* **Request**: Every record should be written out exactly, please.

[Stored data entries]
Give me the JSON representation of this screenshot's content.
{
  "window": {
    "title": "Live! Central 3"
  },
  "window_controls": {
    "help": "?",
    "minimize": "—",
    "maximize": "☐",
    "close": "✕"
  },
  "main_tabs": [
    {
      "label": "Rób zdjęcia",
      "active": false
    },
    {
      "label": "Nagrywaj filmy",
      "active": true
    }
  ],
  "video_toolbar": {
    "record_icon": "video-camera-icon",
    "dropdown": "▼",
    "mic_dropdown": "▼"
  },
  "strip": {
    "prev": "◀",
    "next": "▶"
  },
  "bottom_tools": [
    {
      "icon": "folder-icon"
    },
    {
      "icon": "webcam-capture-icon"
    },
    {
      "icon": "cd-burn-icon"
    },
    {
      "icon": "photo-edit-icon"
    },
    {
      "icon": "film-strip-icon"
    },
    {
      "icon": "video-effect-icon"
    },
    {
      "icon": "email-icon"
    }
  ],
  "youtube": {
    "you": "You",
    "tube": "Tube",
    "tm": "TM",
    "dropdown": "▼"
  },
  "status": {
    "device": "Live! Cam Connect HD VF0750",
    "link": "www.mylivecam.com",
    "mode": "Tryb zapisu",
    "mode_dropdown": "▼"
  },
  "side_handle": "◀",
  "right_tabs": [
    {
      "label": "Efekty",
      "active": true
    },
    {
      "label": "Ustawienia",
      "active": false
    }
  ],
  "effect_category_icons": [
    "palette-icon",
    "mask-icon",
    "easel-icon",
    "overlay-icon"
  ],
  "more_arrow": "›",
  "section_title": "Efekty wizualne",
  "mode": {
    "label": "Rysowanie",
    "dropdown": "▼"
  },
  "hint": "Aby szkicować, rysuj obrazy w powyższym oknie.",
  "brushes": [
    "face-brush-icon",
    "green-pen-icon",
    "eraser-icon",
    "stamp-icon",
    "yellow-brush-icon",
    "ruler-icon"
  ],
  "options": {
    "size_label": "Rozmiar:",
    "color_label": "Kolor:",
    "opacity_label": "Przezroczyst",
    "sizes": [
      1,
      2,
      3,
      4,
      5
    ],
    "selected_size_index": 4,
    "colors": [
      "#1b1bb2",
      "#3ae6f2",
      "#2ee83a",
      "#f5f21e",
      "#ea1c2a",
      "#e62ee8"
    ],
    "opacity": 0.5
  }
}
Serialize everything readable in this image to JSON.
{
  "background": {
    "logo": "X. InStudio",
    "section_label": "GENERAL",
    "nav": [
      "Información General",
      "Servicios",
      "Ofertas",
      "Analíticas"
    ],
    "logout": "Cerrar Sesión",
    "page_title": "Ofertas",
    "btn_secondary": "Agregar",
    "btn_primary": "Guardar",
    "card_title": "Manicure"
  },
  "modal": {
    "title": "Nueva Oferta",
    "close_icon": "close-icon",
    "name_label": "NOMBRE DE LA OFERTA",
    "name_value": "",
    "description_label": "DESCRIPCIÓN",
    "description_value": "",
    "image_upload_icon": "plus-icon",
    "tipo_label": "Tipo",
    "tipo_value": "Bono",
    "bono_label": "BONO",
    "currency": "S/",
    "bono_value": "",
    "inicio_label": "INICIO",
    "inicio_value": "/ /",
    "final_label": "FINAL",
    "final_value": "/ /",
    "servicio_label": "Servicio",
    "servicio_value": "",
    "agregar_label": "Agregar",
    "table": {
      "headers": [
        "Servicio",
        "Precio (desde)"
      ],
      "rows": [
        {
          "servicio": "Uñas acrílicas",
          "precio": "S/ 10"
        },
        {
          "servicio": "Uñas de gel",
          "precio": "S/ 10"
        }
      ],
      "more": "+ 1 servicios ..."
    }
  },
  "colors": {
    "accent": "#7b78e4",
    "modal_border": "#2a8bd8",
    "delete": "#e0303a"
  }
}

* **Finished task**:
Give me the JSON representation of this screenshot's content.
{
  "window": {
    "title": "Live! Central 3"
  },
  "window_controls": {
    "help": "?",
    "minimize": "—",
    "maximize": "☐",
    "close": "✕"
  },
  "main_tabs": [
    {
      "label": "Rób zdjęcia",
      "active": false
    },
    {
      "label": "Nagrywaj filmy",
      "active": true
    }
  ],
  "video_toolbar": {
    "record_icon": "video-camera-icon",
    "dropdown": "▼",
    "mic_dropdown": "▼"
  },
  "strip": {
    "prev": "◀",
    "next": "▶"
  },
  "bottom_tools": [
    {
      "icon": "folder-icon"
    },
    {
      "icon": "webcam-capture-icon"
    },
    {
      "icon": "cd-burn-icon"
    },
    {
      "icon": "photo-edit-icon"
    },
    {
      "icon": "film-strip-icon"
    },
    {
      "icon": "video-effect-icon"
    },
    {
      "icon": "email-icon"
    }
  ],
  "youtube": {
    "you": "You",
    "tube": "Tube",
    "tm": "TM",
    "dropdown": "▼"
  },
  "status": {
    "device": "Live! Cam Connect HD VF0750",
    "link": "www.mylivecam.com",
    "mode": "Tryb zapisu",
    "mode_dropdown": "▼"
  },
  "side_handle": "◀",
  "right_tabs": [
    {
      "label": "Efekty",
      "active": true
    },
    {
      "label": "Ustawienia",
      "active": false
    }
  ],
  "effect_category_icons": [
    "palette-icon",
    "mask-icon",
    "easel-icon",
    "overlay-icon"
  ],
  "more_arrow": "›",
  "section_title": "Efekty wizualne",
  "mode": {
    "label": "Rysowanie",
    "dropdown": "▼"
  },
  "hint": "Aby szkicować, rysuj obrazy w powyższym oknie.",
  "brushes": [
    "face-brush-icon",
    "green-pen-icon",
    "eraser-icon",
    "stamp-icon",
    "yellow-brush-icon",
    "ruler-icon"
  ],
  "options": {
    "size_label": "Rozmiar:",
    "color_label": "Kolor:",
    "opacity_label": "Przezroczyst",
    "sizes": [
      1,
      2,
      3,
      4,
      5
    ],
    "selected_size_index": 4,
    "colors": [
      "#1b1bb2",
      "#3ae6f2",
      "#2ee83a",
      "#f5f21e",
      "#ea1c2a",
      "#e62ee8"
    ],
    "opacity": 0.5
  }
}
Serialize everything readable in this image to JSON.
{
  "background": {
    "logo": "X. InStudio",
    "section_label": "GENERAL",
    "nav": [
      "Información General",
      "Servicios",
      "Ofertas",
      "Analíticas"
    ],
    "logout": "Cerrar Sesión",
    "page_title": "Ofertas",
    "btn_secondary": "Agregar",
    "btn_primary": "Guardar",
    "card_title": "Manicure"
  },
  "modal": {
    "title": "Nueva Oferta",
    "close_icon": "close-icon",
    "name_label": "NOMBRE DE LA OFERTA",
    "name_value": "",
    "description_label": "DESCRIPCIÓN",
    "description_value": "",
    "image_upload_icon": "plus-icon",
    "tipo_label": "Tipo",
    "tipo_value": "Bono",
    "bono_label": "BONO",
    "currency": "S/",
    "bono_value": "",
    "inicio_label": "INICIO",
    "inicio_value": "/ /",
    "final_label": "FINAL",
    "final_value": "/ /",
    "servicio_label": "Servicio",
    "servicio_value": "",
    "agregar_label": "Agregar",
    "table": {
      "headers": [
        "Servicio",
        "Precio (desde)"
      ],
      "rows": [
        {
          "servicio": "Uñas acrílicas",
          "precio": "S/ 10"
        },
        {
          "servicio": "Uñas de gel",
          "precio": "S/ 10"
        }
      ],
      "more": "+ 1 servicios ..."
    }
  },
  "colors": {
    "accent": "#7b78e4",
    "modal_border": "#2a8bd8",
    "delete": "#e0303a"
  }
}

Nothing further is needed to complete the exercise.